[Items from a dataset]
>> begin
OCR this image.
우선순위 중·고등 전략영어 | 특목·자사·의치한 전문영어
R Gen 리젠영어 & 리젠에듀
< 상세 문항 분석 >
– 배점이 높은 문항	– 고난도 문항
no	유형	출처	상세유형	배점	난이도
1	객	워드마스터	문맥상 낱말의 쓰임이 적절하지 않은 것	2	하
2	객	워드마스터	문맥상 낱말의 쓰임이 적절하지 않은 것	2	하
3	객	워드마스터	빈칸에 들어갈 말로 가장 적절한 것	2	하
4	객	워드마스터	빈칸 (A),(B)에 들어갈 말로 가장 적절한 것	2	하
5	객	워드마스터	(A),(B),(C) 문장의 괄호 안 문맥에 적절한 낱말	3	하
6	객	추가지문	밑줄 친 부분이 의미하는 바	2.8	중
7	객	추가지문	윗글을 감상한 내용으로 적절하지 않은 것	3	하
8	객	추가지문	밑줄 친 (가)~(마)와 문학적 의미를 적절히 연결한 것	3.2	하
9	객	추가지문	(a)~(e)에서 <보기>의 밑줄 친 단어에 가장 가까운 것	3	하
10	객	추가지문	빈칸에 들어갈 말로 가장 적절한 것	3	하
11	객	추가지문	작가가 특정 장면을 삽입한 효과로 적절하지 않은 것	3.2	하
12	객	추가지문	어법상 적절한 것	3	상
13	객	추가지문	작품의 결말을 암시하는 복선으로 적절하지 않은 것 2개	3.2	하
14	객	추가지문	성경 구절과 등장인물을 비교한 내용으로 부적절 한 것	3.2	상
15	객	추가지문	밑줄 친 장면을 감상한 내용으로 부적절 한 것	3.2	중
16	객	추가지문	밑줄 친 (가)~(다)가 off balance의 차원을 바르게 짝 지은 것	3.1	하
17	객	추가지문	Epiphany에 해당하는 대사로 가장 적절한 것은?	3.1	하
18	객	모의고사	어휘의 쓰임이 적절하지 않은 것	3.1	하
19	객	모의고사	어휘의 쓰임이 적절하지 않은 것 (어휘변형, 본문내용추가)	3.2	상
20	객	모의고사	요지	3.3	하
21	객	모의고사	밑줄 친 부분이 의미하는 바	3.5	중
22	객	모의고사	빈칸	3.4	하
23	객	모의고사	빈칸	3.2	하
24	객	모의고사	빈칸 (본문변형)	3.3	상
>> end
# WORK INSTRUCTIONS
Output every line above without altering anything.

# EXERCISE RESPONSE
OCR this image.
우선순위 중·고등 전략영어 | 특목·자사·의치한 전문영어
R Gen 리젠영어 & 리젠에듀
< 상세 문항 분석 >
– 배점이 높은 문항	– 고난도 문항
no	유형	출처	상세유형	배점	난이도
1	객	워드마스터	문맥상 낱말의 쓰임이 적절하지 않은 것	2	하
2	객	워드마스터	문맥상 낱말의 쓰임이 적절하지 않은 것	2	하
3	객	워드마스터	빈칸에 들어갈 말로 가장 적절한 것	2	하
4	객	워드마스터	빈칸 (A),(B)에 들어갈 말로 가장 적절한 것	2	하
5	객	워드마스터	(A),(B),(C) 문장의 괄호 안 문맥에 적절한 낱말	3	하
6	객	추가지문	밑줄 친 부분이 의미하는 바	2.8	중
7	객	추가지문	윗글을 감상한 내용으로 적절하지 않은 것	3	하
8	객	추가지문	밑줄 친 (가)~(마)와 문학적 의미를 적절히 연결한 것	3.2	하
9	객	추가지문	(a)~(e)에서 <보기>의 밑줄 친 단어에 가장 가까운 것	3	하
10	객	추가지문	빈칸에 들어갈 말로 가장 적절한 것	3	하
11	객	추가지문	작가가 특정 장면을 삽입한 효과로 적절하지 않은 것	3.2	하
12	객	추가지문	어법상 적절한 것	3	상
13	객	추가지문	작품의 결말을 암시하는 복선으로 적절하지 않은 것 2개	3.2	하
14	객	추가지문	성경 구절과 등장인물을 비교한 내용으로 부적절 한 것	3.2	상
15	객	추가지문	밑줄 친 장면을 감상한 내용으로 부적절 한 것	3.2	중
16	객	추가지문	밑줄 친 (가)~(다)가 off balance의 차원을 바르게 짝 지은 것	3.1	하
17	객	추가지문	Epiphany에 해당하는 대사로 가장 적절한 것은?	3.1	하
18	객	모의고사	어휘의 쓰임이 적절하지 않은 것	3.1	하
19	객	모의고사	어휘의 쓰임이 적절하지 않은 것 (어휘변형, 본문내용추가)	3.2	상
20	객	모의고사	요지	3.3	하
21	객	모의고사	밑줄 친 부분이 의미하는 바	3.5	중
22	객	모의고사	빈칸	3.4	하
23	객	모의고사	빈칸	3.2	하
24	객	모의고사	빈칸 (본문변형)	3.3	상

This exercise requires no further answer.